→ Task input
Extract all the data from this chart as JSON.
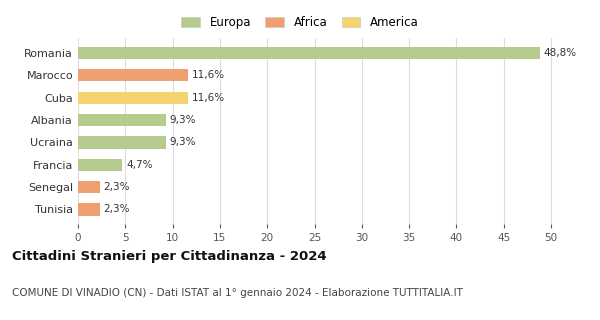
{
  "categories": [
    "Tunisia",
    "Senegal",
    "Francia",
    "Ucraina",
    "Albania",
    "Cuba",
    "Marocco",
    "Romania"
  ],
  "values": [
    2.3,
    2.3,
    4.7,
    9.3,
    9.3,
    11.6,
    11.6,
    48.8
  ],
  "bar_colors": [
    "#f0a070",
    "#f0a070",
    "#b5cc8e",
    "#b5cc8e",
    "#b5cc8e",
    "#f5d470",
    "#f0a070",
    "#b5cc8e"
  ],
  "labels": [
    "2,3%",
    "2,3%",
    "4,7%",
    "9,3%",
    "9,3%",
    "11,6%",
    "11,6%",
    "48,8%"
  ],
  "xlim": [
    0,
    52
  ],
  "xticks": [
    0,
    5,
    10,
    15,
    20,
    25,
    30,
    35,
    40,
    45,
    50
  ],
  "legend": [
    {
      "label": "Europa",
      "color": "#b5cc8e"
    },
    {
      "label": "Africa",
      "color": "#f0a070"
    },
    {
      "label": "America",
      "color": "#f5d470"
    }
  ],
  "title": "Cittadini Stranieri per Cittadinanza - 2024",
  "subtitle": "COMUNE DI VINADIO (CN) - Dati ISTAT al 1° gennaio 2024 - Elaborazione TUTTITALIA.IT",
  "title_fontsize": 9.5,
  "subtitle_fontsize": 7.5,
  "background_color": "#ffffff",
  "grid_color": "#dddddd"
}
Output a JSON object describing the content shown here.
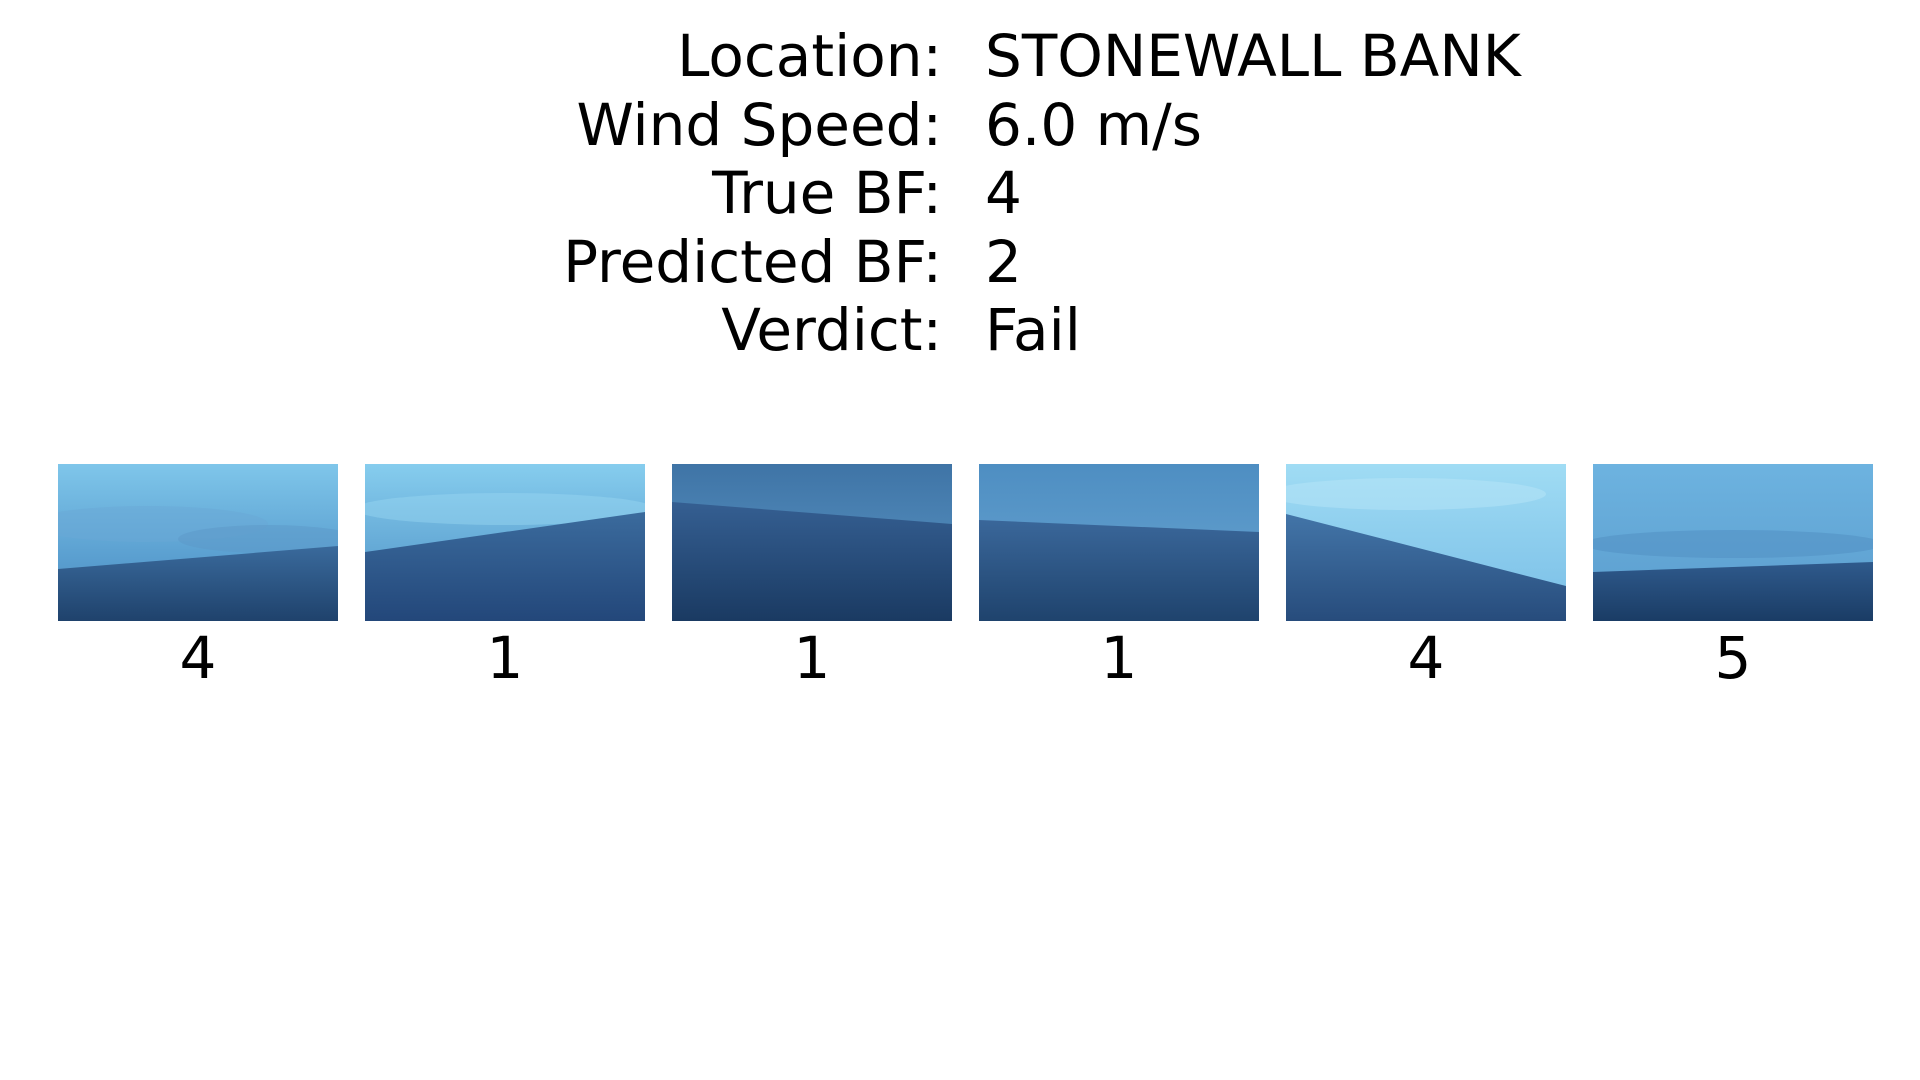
{
  "info": {
    "rows": [
      {
        "label": "Location:",
        "value": "STONEWALL BANK"
      },
      {
        "label": "Wind Speed:",
        "value": "6.0 m/s"
      },
      {
        "label": "True BF:",
        "value": "4"
      },
      {
        "label": "Predicted BF:",
        "value": "2"
      },
      {
        "label": "Verdict:",
        "value": "Fail"
      }
    ]
  },
  "tiles": [
    {
      "label": "4"
    },
    {
      "label": "1"
    },
    {
      "label": "1"
    },
    {
      "label": "1"
    },
    {
      "label": "4"
    },
    {
      "label": "5"
    }
  ],
  "colors": {
    "sky_light": "#8fd0ee",
    "sky_mid": "#5ea6d4",
    "sky_dark": "#3f7fb0",
    "sea_light": "#3f6ea0",
    "sea_mid": "#2e5a8a",
    "sea_dark": "#1d3f66"
  }
}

→ Exercise details
Show every line from the listing above in which the string "JSON" appears.

→ Task output
Extract all the data from this chart as JSON.
Output a JSON object describing the content shown here.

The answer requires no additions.